## SET EXERCISE
Quote the records in full and leave their pictures out.

## DATA FOR PROCESSING
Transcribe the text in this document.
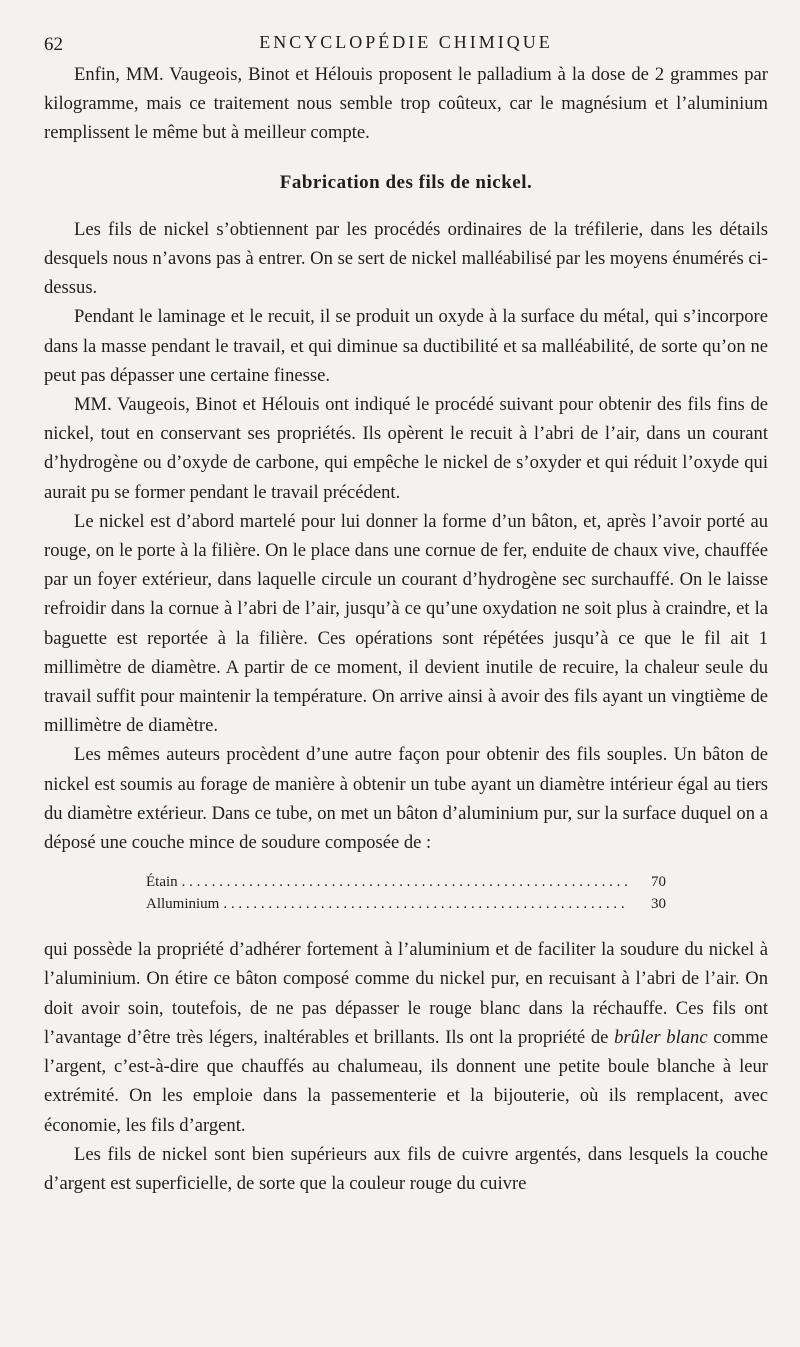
62	ENCYCLOPÉDIE CHIMIQUE

Enfin, MM. Vaugeois, Binot et Hélouis proposent le palladium à la dose de 2 grammes par kilogramme, mais ce traitement nous semble trop coûteux, car le magnésium et l’aluminium remplissent le même but à meilleur compte.

Fabrication des fils de nickel.

Les fils de nickel s’obtiennent par les procédés ordinaires de la tréfilerie, dans les détails desquels nous n’avons pas à entrer. On se sert de nickel malléabilisé par les moyens énumérés ci-dessus.

Pendant le laminage et le recuit, il se produit un oxyde à la surface du métal, qui s’incorpore dans la masse pendant le travail, et qui diminue sa ductibilité et sa malléabilité, de sorte qu’on ne peut pas dépasser une certaine finesse.

MM. Vaugeois, Binot et Hélouis ont indiqué le procédé suivant pour obtenir des fils fins de nickel, tout en conservant ses propriétés. Ils opèrent le recuit à l’abri de l’air, dans un courant d’hydrogène ou d’oxyde de carbone, qui empêche le nickel de s’oxyder et qui réduit l’oxyde qui aurait pu se former pendant le travail précédent.

Le nickel est d’abord martelé pour lui donner la forme d’un bâton, et, après l’avoir porté au rouge, on le porte à la filière. On le place dans une cornue de fer, enduite de chaux vive, chauffée par un foyer extérieur, dans laquelle circule un courant d’hydrogène sec surchauffé. On le laisse refroidir dans la cornue à l’abri de l’air, jusqu’à ce qu’une oxydation ne soit plus à craindre, et la baguette est reportée à la filière. Ces opérations sont répétées jusqu’à ce que le fil ait 1 millimètre de diamètre. A partir de ce moment, il devient inutile de recuire, la chaleur seule du travail suffit pour maintenir la température. On arrive ainsi à avoir des fils ayant un vingtième de millimètre de diamètre.

Les mêmes auteurs procèdent d’une autre façon pour obtenir des fils souples. Un bâton de nickel est soumis au forage de manière à obtenir un tube ayant un diamètre intérieur égal au tiers du diamètre extérieur. Dans ce tube, on met un bâton d’aluminium pur, sur la surface duquel on a déposé une couche mince de soudure composée de :

Étain . . .	70
Alluminium . . .	30

qui possède la propriété d’adhérer fortement à l’aluminium et de faciliter la soudure du nickel à l’aluminium. On étire ce bâton composé comme du nickel pur, en recuisant à l’abri de l’air. On doit avoir soin, toutefois, de ne pas dépasser le rouge blanc dans la réchauffe. Ces fils ont l’avantage d’être très légers, inaltérables et brillants. Ils ont la propriété de brûler blanc comme l’argent, c’est-à-dire que chauffés au chalumeau, ils donnent une petite boule blanche à leur extrémité. On les emploie dans la passementerie et la bijouterie, où ils remplacent, avec économie, les fils d’argent.

Les fils de nickel sont bien supérieurs aux fils de cuivre argentés, dans lesquels la couche d’argent est superficielle, de sorte que la couleur rouge du cuivre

## ANSWER TO THE EXERCISE
Transcribe the text in this document.
62	ENCYCLOPÉDIE CHIMIQUE

Enfin, MM. Vaugeois, Binot et Hélouis proposent le palladium à la dose de 2 grammes par kilogramme, mais ce traitement nous semble trop coûteux, car le magnésium et l’aluminium remplissent le même but à meilleur compte.

Fabrication des fils de nickel.

Les fils de nickel s’obtiennent par les procédés ordinaires de la tréfilerie, dans les détails desquels nous n’avons pas à entrer. On se sert de nickel malléabilisé par les moyens énumérés ci-dessus.

Pendant le laminage et le recuit, il se produit un oxyde à la surface du métal, qui s’incorpore dans la masse pendant le travail, et qui diminue sa ductibilité et sa malléabilité, de sorte qu’on ne peut pas dépasser une certaine finesse.

MM. Vaugeois, Binot et Hélouis ont indiqué le procédé suivant pour obtenir des fils fins de nickel, tout en conservant ses propriétés. Ils opèrent le recuit à l’abri de l’air, dans un courant d’hydrogène ou d’oxyde de carbone, qui empêche le nickel de s’oxyder et qui réduit l’oxyde qui aurait pu se former pendant le travail précédent.

Le nickel est d’abord martelé pour lui donner la forme d’un bâton, et, après l’avoir porté au rouge, on le porte à la filière. On le place dans une cornue de fer, enduite de chaux vive, chauffée par un foyer extérieur, dans laquelle circule un courant d’hydrogène sec surchauffé. On le laisse refroidir dans la cornue à l’abri de l’air, jusqu’à ce qu’une oxydation ne soit plus à craindre, et la baguette est reportée à la filière. Ces opérations sont répétées jusqu’à ce que le fil ait 1 millimètre de diamètre. A partir de ce moment, il devient inutile de recuire, la chaleur seule du travail suffit pour maintenir la température. On arrive ainsi à avoir des fils ayant un vingtième de millimètre de diamètre.

Les mêmes auteurs procèdent d’une autre façon pour obtenir des fils souples. Un bâton de nickel est soumis au forage de manière à obtenir un tube ayant un diamètre intérieur égal au tiers du diamètre extérieur. Dans ce tube, on met un bâton d’aluminium pur, sur la surface duquel on a déposé une couche mince de soudure composée de :

Étain . . .	70
Alluminium . . .	30

qui possède la propriété d’adhérer fortement à l’aluminium et de faciliter la soudure du nickel à l’aluminium. On étire ce bâton composé comme du nickel pur, en recuisant à l’abri de l’air. On doit avoir soin, toutefois, de ne pas dépasser le rouge blanc dans la réchauffe. Ces fils ont l’avantage d’être très légers, inaltérables et brillants. Ils ont la propriété de brûler blanc comme l’argent, c’est-à-dire que chauffés au chalumeau, ils donnent une petite boule blanche à leur extrémité. On les emploie dans la passementerie et la bijouterie, où ils remplacent, avec économie, les fils d’argent.

Les fils de nickel sont bien supérieurs aux fils de cuivre argentés, dans lesquels la couche d’argent est superficielle, de sorte que la couleur rouge du cuivre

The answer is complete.